### STATED PROBLEM
Report all lines from the entries below in which "продажа" appears.
== LISTED ENTRIES ==
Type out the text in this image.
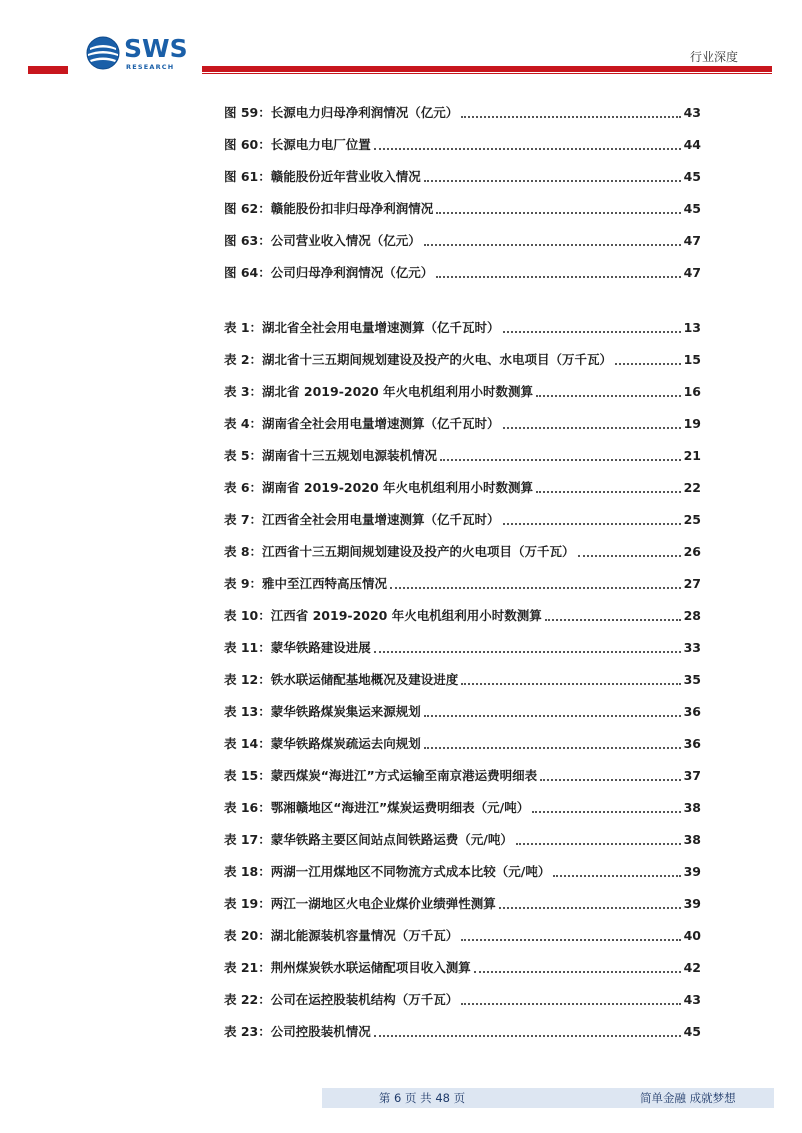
SWS
RESEARCH
行业深度
图 59：长源电力归母净利润情况（亿元）	43
图 60：长源电力电厂位置	44
图 61：赣能股份近年营业收入情况	45
图 62：赣能股份扣非归母净利润情况	45
图 63：公司营业收入情况（亿元）	47
图 64：公司归母净利润情况（亿元）	47
表 1：湖北省全社会用电量增速测算（亿千瓦时）	13
表 2：湖北省十三五期间规划建设及投产的火电、水电项目（万千瓦）	15
表 3：湖北省 2019-2020 年火电机组利用小时数测算	16
表 4：湖南省全社会用电量增速测算（亿千瓦时）	19
表 5：湖南省十三五规划电源装机情况	21
表 6：湖南省 2019-2020 年火电机组利用小时数测算	22
表 7：江西省全社会用电量增速测算（亿千瓦时）	25
表 8：江西省十三五期间规划建设及投产的火电项目（万千瓦）	26
表 9：雅中至江西特高压情况	27
表 10：江西省 2019-2020 年火电机组利用小时数测算	28
表 11：蒙华铁路建设进展	33
表 12：铁水联运储配基地概况及建设进度	35
表 13：蒙华铁路煤炭集运来源规划	36
表 14：蒙华铁路煤炭疏运去向规划	36
表 15：蒙西煤炭“海进江”方式运输至南京港运费明细表	37
表 16：鄂湘赣地区“海进江”煤炭运费明细表（元/吨）	38
表 17：蒙华铁路主要区间站点间铁路运费（元/吨）	38
表 18：两湖一江用煤地区不同物流方式成本比较（元/吨）	39
表 19：两江一湖地区火电企业煤价业绩弹性测算	39
表 20：湖北能源装机容量情况（万千瓦）	40
表 21：荆州煤炭铁水联运储配项目收入测算	42
表 22：公司在运控股装机结构（万千瓦）	43
表 23：公司控股装机情况	45
第 6 页 共 48 页	简单金融 成就梦想
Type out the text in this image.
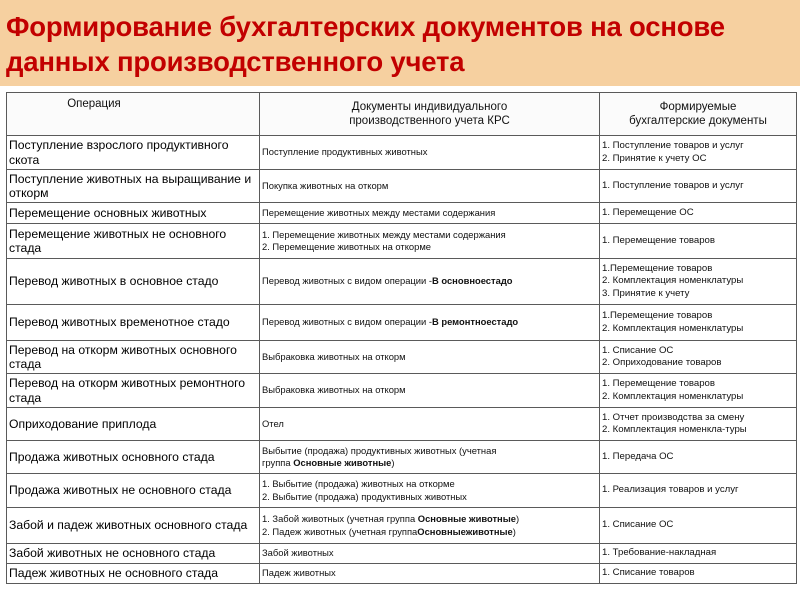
Формирование бухгалтерских документов на основе данных производственного учета
Операция	Документы индивидуального
производственного учета КРС	Формируемые
бухгалтерские документы

Поступление взрослого продуктивного скота	Поступление продуктивных животных	1. Поступление товаров и услуг
2. Принятие к учету ОС

Поступление животных на выращивание и откорм	Покупка животных на откорм	1. Поступление товаров и услуг

Перемещение основных животных	Перемещение животных между местами содержания	1. Перемещение ОС

Перемещение животных не основного стада	1. Перемещение животных между местами содержания
2. Перемещение животных на откорме	1. Перемещение товаров

Перевод животных в основное стадо	Перевод животных с видом операции -В основноестадо	1.Перемещение товаров
2. Комплектация номенклатуры
3. Принятие к учету

Перевод животных временотное стадо	Перевод животных с видом операции -В ремонтноестадо	1.Перемещение товаров
2. Комплектация номенклатуры

Перевод на откорм животных основного стада	Выбраковка животных на откорм	1. Списание ОС
2. Оприходование товаров

Перевод на откорм животных ремонтного стада	Выбраковка животных на откорм	1. Перемещение товаров
2. Комплектация номенклатуры

Оприходование приплода	Отел	1. Отчет производства за смену
2. Комплектация номенкла-туры

Продажа животных основного стада	Выбытие (продажа) продуктивных животных (учетная
группа Основные животные)	1. Передача ОС

Продажа животных не основного стада	1. Выбытие (продажа) животных на откорме
2. Выбытие (продажа) продуктивных животных	1. Реализация товаров и услуг

Забой и падеж животных основного стада	1. Забой животных (учетная группа Основные животные)
2. Падеж животных (учетная группаОсновныеживотные)	1. Списание ОС

Забой животных не основного стада	Забой животных	1. Требование-накладная

Падеж животных не основного стада	Падеж животных	1. Списание товаров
===
### RESULT FOR THIS EXERCISE
Продажа животных основного стада	Выбытие (продажа) продуктивных животных (учетная
Продажа животных не основного стада	1. Выбытие (продажа) животных на откорме
2. Выбытие (продажа) продуктивных животных	1. Реализация товаров и услуг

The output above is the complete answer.